Scan the lines below for the word "Here". Copy each line you find it in.

>> Start Supplied material

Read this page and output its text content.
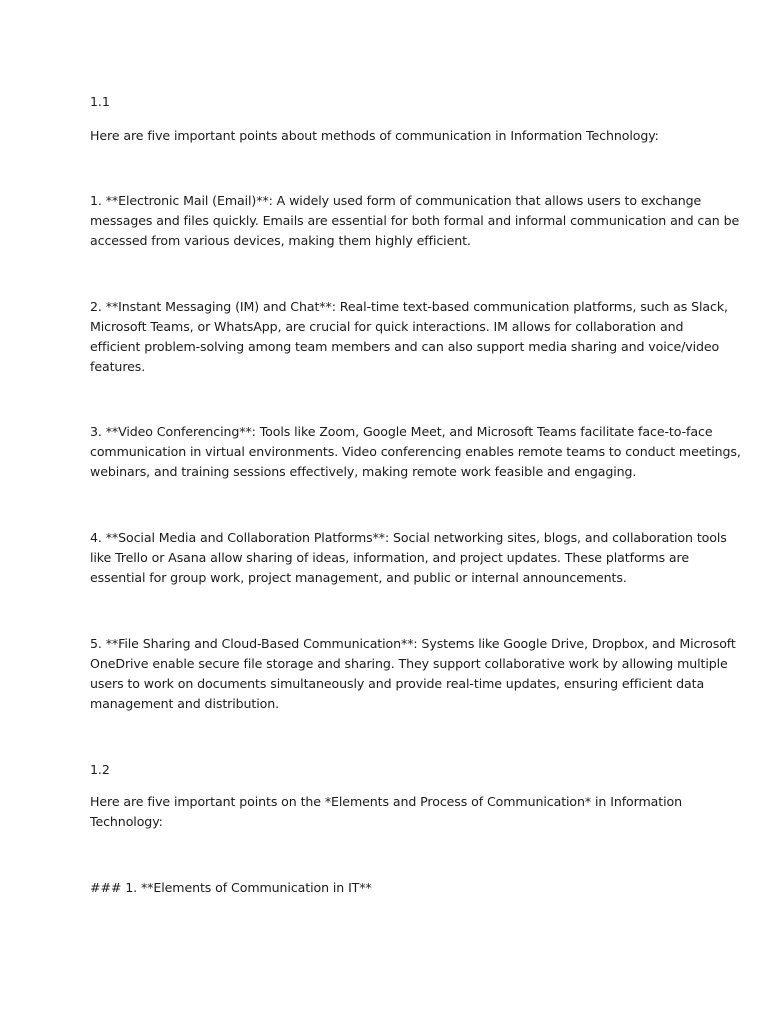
1.1

Here are five important points about methods of communication in Information Technology:

1. **Electronic Mail (Email)**: A widely used form of communication that allows users to exchange

messages and files quickly. Emails are essential for both formal and informal communication and can be

accessed from various devices, making them highly efficient.

2. **Instant Messaging (IM) and Chat**: Real-time text-based communication platforms, such as Slack,

Microsoft Teams, or WhatsApp, are crucial for quick interactions. IM allows for collaboration and

efficient problem-solving among team members and can also support media sharing and voice/video

features.

3. **Video Conferencing**: Tools like Zoom, Google Meet, and Microsoft Teams facilitate face-to-face

communication in virtual environments. Video conferencing enables remote teams to conduct meetings,

webinars, and training sessions effectively, making remote work feasible and engaging.

4. **Social Media and Collaboration Platforms**: Social networking sites, blogs, and collaboration tools

like Trello or Asana allow sharing of ideas, information, and project updates. These platforms are

essential for group work, project management, and public or internal announcements.

5. **File Sharing and Cloud-Based Communication**: Systems like Google Drive, Dropbox, and Microsoft

OneDrive enable secure file storage and sharing. They support collaborative work by allowing multiple

users to work on documents simultaneously and provide real-time updates, ensuring efficient data

management and distribution.

1.2

Here are five important points on the *Elements and Process of Communication* in Information

Technology:

### 1. **Elements of Communication in IT**
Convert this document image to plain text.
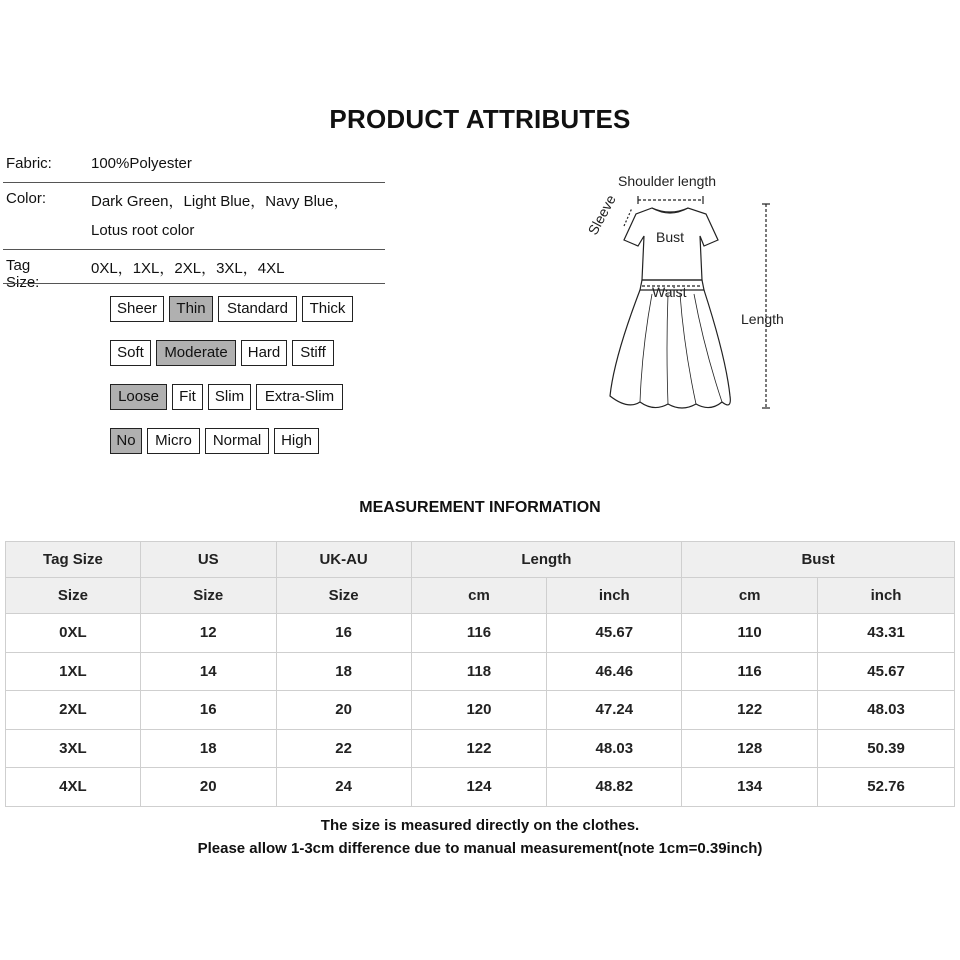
PRODUCT ATTRIBUTES
Fabric:	100%Polyester
Color:	Dark Green，Light Blue，Navy Blue，
Lotus root color
Tag Size:
0XL，1XL，2XL，3XL，4XL
Sheer	Thin	Standard	Thick
Soft	Moderate	Hard	Stiff
Loose	Fit	Slim	Extra-Slim
No	Micro	Normal	High
Shoulder length
Sleeve	Bust
Waist
Length
MEASUREMENT INFORMATION
Tag Size	US	UK-AU	Length		Bust	
Size	Size	Size	cm	inch	cm	inch
0XL	12	16	116	45.67	110	43.31
1XL	14	18	118	46.46	116	45.67
2XL	16	20	120	47.24	122	48.03
3XL	18	22	122	48.03	128	50.39
4XL	20	24	124	48.82	134	52.76
The size is measured directly on the clothes.
Please allow 1-3cm difference due to manual measurement(note 1cm=0.39inch)
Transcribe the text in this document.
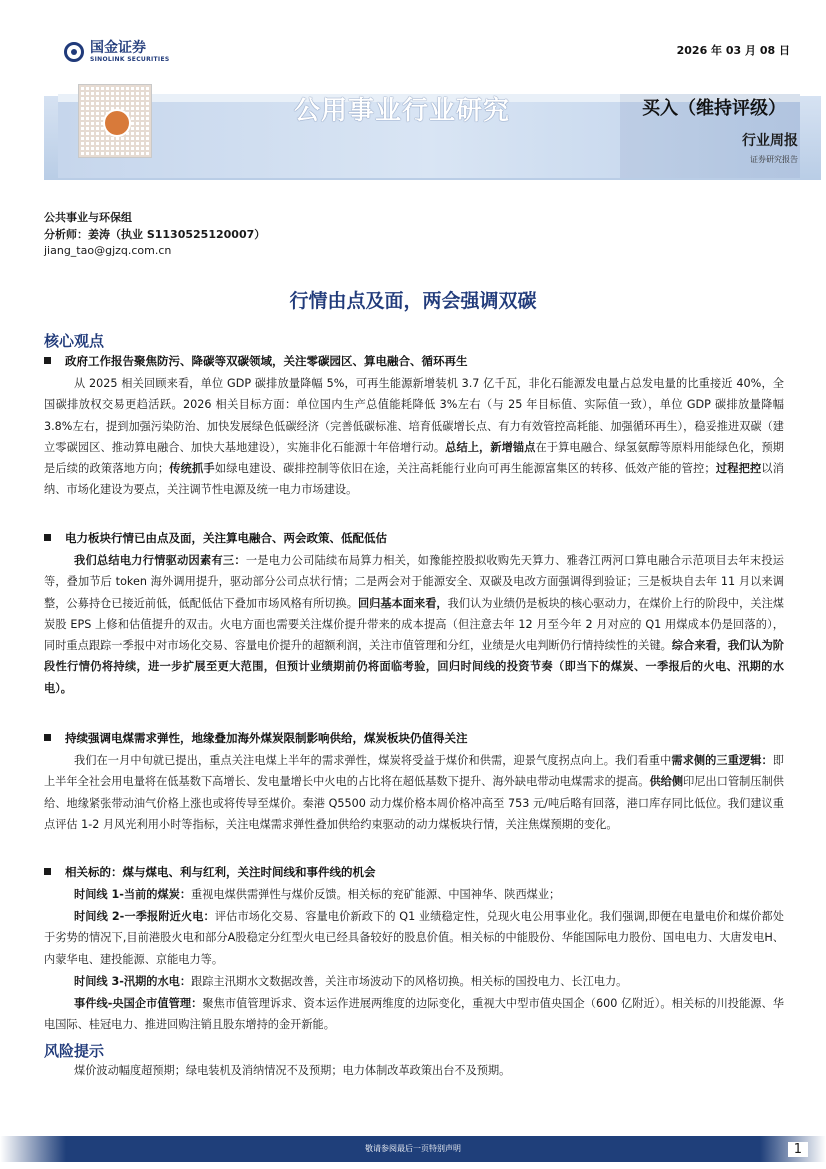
国金证券
SINOLINK SECURITIES
2026 年 03 月 08 日
公用事业行业研究	买入（维持评级）
行业周报
证券研究报告
公共事业与环保组
分析师：姜涛（执业 S1130525120007）
jiang_tao@gjzq.com.cn
行情由点及面，两会强调双碳
核心观点
政府工作报告聚焦防污、降碳等双碳领域，关注零碳园区、算电融合、循环再生
从 2025 相关回顾来看，单位 GDP 碳排放量降幅 5%，可再生能源新增装机 3.7 亿千瓦，非化石能源发电量占总发电量的比重接近 40%，全国碳排放权交易更趋活跃。2026 相关目标方面：单位国内生产总值能耗降低 3%左右（与 25 年目标值、实际值一致），单位 GDP 碳排放量降幅 3.8%左右，提到加强污染防治、加快发展绿色低碳经济（完善低碳标准、培育低碳增长点、有力有效管控高耗能、加强循环再生），稳妥推进双碳（建立零碳园区、推动算电融合、加快大基地建设），实施非化石能源十年倍增行动。总结上，新增锚点在于算电融合、绿氢氨醇等原料用能绿色化，预期是后续的政策落地方向；传统抓手如绿电建设、碳排控制等依旧在途，关注高耗能行业向可再生能源富集区的转移、低效产能的管控；过程把控以消纳、市场化建设为要点，关注调节性电源及统一电力市场建设。
电力板块行情已由点及面，关注算电融合、两会政策、低配低估
我们总结电力行情驱动因素有三：一是电力公司陆续布局算力相关，如豫能控股拟收购先天算力、雅砻江两河口算电融合示范项目去年末投运等，叠加节后 token 海外调用提升，驱动部分公司点状行情；二是两会对于能源安全、双碳及电改方面强调得到验证；三是板块自去年 11 月以来调整，公募持仓已接近前低，低配低估下叠加市场风格有所切换。回归基本面来看，我们认为业绩仍是板块的核心驱动力，在煤价上行的阶段中，关注煤炭股 EPS 上修和估值提升的双击。火电方面也需要关注煤价提升带来的成本提高（但注意去年 12 月至今年 2 月对应的 Q1 用煤成本仍是回落的），同时重点跟踪一季报中对市场化交易、容量电价提升的超额利润，关注市值管理和分红，业绩是火电判断仍行情持续性的关键。综合来看，我们认为阶段性行情仍将持续，进一步扩展至更大范围，但预计业绩期前仍将面临考验，回归时间线的投资节奏（即当下的煤炭、一季报后的火电、汛期的水电）。
持续强调电煤需求弹性，地缘叠加海外煤炭限制影响供给，煤炭板块仍值得关注
我们在一月中旬就已提出，重点关注电煤上半年的需求弹性，煤炭将受益于煤价和供需，迎景气度拐点向上。我们看重中需求侧的三重逻辑：即上半年全社会用电量将在低基数下高增长、发电量增长中火电的占比将在超低基数下提升、海外缺电带动电煤需求的提高。供给侧印尼出口管制压制供给、地缘紧张带动油气价格上涨也或将传导至煤价。秦港 Q5500 动力煤价格本周价格冲高至 753 元/吨后略有回落，港口库存同比低位。我们建议重点评估 1-2 月风光利用小时等指标，关注电煤需求弹性叠加供给约束驱动的动力煤板块行情，关注焦煤预期的变化。
相关标的：煤与煤电、利与红利，关注时间线和事件线的机会
时间线 1-当前的煤炭：重视电煤供需弹性与煤价反馈。相关标的兖矿能源、中国神华、陕西煤业；
时间线 2-一季报附近火电：评估市场化交易、容量电价新政下的 Q1 业绩稳定性，兑现火电公用事业化。我们强调,即便在电量电价和煤价都处于劣势的情况下,目前港股火电和部分A股稳定分红型火电已经具备较好的股息价值。相关标的中能股份、华能国际电力股份、国电电力、大唐发电H、内蒙华电、建投能源、京能电力等。
时间线 3-汛期的水电：跟踪主汛期水文数据改善，关注市场波动下的风格切换。相关标的国投电力、长江电力。
事件线-央国企市值管理：聚焦市值管理诉求、资本运作进展两维度的边际变化，重视大中型市值央国企（600 亿附近）。相关标的川投能源、华电国际、桂冠电力、推进回购注销且股东增持的金开新能。
风险提示
煤价波动幅度超预期；绿电装机及消纳情况不及预期；电力体制改革政策出台不及预期。
敬请参阅最后一页特别声明	1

>> End Supplied material

▶ **Exercise response**:
Here are five important points about methods of communication in Information Technology:
Here are five important points on the *Elements and Process of Communication* in Information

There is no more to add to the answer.